## Start Entries shown
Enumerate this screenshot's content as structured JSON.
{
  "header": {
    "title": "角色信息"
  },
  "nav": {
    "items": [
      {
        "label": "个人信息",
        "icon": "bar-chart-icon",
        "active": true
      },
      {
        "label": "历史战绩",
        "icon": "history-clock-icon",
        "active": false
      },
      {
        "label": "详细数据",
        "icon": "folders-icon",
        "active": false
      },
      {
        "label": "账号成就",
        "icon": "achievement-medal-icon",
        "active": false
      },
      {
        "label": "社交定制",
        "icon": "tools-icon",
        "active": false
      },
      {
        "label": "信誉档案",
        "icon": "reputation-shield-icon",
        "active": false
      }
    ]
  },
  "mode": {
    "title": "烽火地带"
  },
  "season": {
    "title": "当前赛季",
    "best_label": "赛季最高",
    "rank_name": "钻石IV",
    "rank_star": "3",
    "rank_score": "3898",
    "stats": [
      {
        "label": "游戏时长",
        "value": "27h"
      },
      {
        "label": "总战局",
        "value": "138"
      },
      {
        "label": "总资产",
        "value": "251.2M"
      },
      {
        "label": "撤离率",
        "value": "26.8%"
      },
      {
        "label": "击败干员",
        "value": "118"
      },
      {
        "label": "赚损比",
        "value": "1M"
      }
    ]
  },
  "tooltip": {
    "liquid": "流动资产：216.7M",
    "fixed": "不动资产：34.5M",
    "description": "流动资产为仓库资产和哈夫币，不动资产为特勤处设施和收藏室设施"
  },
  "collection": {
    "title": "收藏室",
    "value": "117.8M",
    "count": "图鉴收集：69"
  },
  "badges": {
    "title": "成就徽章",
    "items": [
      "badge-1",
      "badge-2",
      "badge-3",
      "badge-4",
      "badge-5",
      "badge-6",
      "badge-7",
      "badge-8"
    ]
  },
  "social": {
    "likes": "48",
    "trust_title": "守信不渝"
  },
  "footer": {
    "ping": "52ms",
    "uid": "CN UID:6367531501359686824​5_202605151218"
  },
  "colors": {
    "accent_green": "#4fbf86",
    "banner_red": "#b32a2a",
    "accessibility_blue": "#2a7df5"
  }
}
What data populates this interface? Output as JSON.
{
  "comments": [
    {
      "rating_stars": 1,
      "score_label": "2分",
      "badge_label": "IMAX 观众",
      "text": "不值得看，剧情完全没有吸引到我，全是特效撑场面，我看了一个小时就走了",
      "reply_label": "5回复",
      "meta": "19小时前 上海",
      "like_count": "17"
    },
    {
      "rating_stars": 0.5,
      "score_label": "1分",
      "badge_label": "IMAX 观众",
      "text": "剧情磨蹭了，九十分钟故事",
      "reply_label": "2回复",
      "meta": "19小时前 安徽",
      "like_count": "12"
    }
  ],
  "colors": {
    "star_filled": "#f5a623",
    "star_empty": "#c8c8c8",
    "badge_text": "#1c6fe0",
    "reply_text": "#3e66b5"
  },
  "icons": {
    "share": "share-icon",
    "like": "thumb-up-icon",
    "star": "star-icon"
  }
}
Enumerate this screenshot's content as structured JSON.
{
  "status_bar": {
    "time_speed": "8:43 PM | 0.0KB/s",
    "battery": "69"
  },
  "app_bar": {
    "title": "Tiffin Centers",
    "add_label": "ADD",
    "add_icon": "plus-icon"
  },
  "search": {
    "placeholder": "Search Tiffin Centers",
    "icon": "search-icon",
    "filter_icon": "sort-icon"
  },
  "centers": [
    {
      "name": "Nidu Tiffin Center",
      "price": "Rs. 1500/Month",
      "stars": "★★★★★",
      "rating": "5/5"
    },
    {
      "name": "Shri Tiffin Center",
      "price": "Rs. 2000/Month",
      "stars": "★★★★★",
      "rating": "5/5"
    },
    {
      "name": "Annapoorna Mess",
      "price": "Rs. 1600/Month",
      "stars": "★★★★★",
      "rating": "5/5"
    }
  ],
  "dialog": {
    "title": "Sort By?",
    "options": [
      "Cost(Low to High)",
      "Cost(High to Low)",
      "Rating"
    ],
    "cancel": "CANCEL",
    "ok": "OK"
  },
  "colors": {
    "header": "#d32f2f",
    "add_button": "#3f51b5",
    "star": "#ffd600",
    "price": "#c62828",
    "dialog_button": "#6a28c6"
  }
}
## End Entries shown
> _Aim_
Please repeat the listing above in full and exactly.

> _Correct result_
Enumerate this screenshot's content as structured JSON.
{
  "header": {
    "title": "角色信息"
  },
  "nav": {
    "items": [
      {
        "label": "个人信息",
        "icon": "bar-chart-icon",
        "active": true
      },
      {
        "label": "历史战绩",
        "icon": "history-clock-icon",
        "active": false
      },
      {
        "label": "详细数据",
        "icon": "folders-icon",
        "active": false
      },
      {
        "label": "账号成就",
        "icon": "achievement-medal-icon",
        "active": false
      },
      {
        "label": "社交定制",
        "icon": "tools-icon",
        "active": false
      },
      {
        "label": "信誉档案",
        "icon": "reputation-shield-icon",
        "active": false
      }
    ]
  },
  "mode": {
    "title": "烽火地带"
  },
  "season": {
    "title": "当前赛季",
    "best_label": "赛季最高",
    "rank_name": "钻石IV",
    "rank_star": "3",
    "rank_score": "3898",
    "stats": [
      {
        "label": "游戏时长",
        "value": "27h"
      },
      {
        "label": "总战局",
        "value": "138"
      },
      {
        "label": "总资产",
        "value": "251.2M"
      },
      {
        "label": "撤离率",
        "value": "26.8%"
      },
      {
        "label": "击败干员",
        "value": "118"
      },
      {
        "label": "赚损比",
        "value": "1M"
      }
    ]
  },
  "tooltip": {
    "liquid": "流动资产：216.7M",
    "fixed": "不动资产：34.5M",
    "description": "流动资产为仓库资产和哈夫币，不动资产为特勤处设施和收藏室设施"
  },
  "collection": {
    "title": "收藏室",
    "value": "117.8M",
    "count": "图鉴收集：69"
  },
  "badges": {
    "title": "成就徽章",
    "items": [
      "badge-1",
      "badge-2",
      "badge-3",
      "badge-4",
      "badge-5",
      "badge-6",
      "badge-7",
      "badge-8"
    ]
  },
  "social": {
    "likes": "48",
    "trust_title": "守信不渝"
  },
  "footer": {
    "ping": "52ms",
    "uid": "CN UID:6367531501359686824​5_202605151218"
  },
  "colors": {
    "accent_green": "#4fbf86",
    "banner_red": "#b32a2a",
    "accessibility_blue": "#2a7df5"
  }
}
What data populates this interface? Output as JSON.
{
  "comments": [
    {
      "rating_stars": 1,
      "score_label": "2分",
      "badge_label": "IMAX 观众",
      "text": "不值得看，剧情完全没有吸引到我，全是特效撑场面，我看了一个小时就走了",
      "reply_label": "5回复",
      "meta": "19小时前 上海",
      "like_count": "17"
    },
    {
      "rating_stars": 0.5,
      "score_label": "1分",
      "badge_label": "IMAX 观众",
      "text": "剧情磨蹭了，九十分钟故事",
      "reply_label": "2回复",
      "meta": "19小时前 安徽",
      "like_count": "12"
    }
  ],
  "colors": {
    "star_filled": "#f5a623",
    "star_empty": "#c8c8c8",
    "badge_text": "#1c6fe0",
    "reply_text": "#3e66b5"
  },
  "icons": {
    "share": "share-icon",
    "like": "thumb-up-icon",
    "star": "star-icon"
  }
}
Enumerate this screenshot's content as structured JSON.
{
  "status_bar": {
    "time_speed": "8:43 PM | 0.0KB/s",
    "battery": "69"
  },
  "app_bar": {
    "title": "Tiffin Centers",
    "add_label": "ADD",
    "add_icon": "plus-icon"
  },
  "search": {
    "placeholder": "Search Tiffin Centers",
    "icon": "search-icon",
    "filter_icon": "sort-icon"
  },
  "centers": [
    {
      "name": "Nidu Tiffin Center",
      "price": "Rs. 1500/Month",
      "stars": "★★★★★",
      "rating": "5/5"
    },
    {
      "name": "Shri Tiffin Center",
      "price": "Rs. 2000/Month",
      "stars": "★★★★★",
      "rating": "5/5"
    },
    {
      "name": "Annapoorna Mess",
      "price": "Rs. 1600/Month",
      "stars": "★★★★★",
      "rating": "5/5"
    }
  ],
  "dialog": {
    "title": "Sort By?",
    "options": [
      "Cost(Low to High)",
      "Cost(High to Low)",
      "Rating"
    ],
    "cancel": "CANCEL",
    "ok": "OK"
  },
  "colors": {
    "header": "#d32f2f",
    "add_button": "#3f51b5",
    "star": "#ffd600",
    "price": "#c62828",
    "dialog_button": "#6a28c6"
  }
}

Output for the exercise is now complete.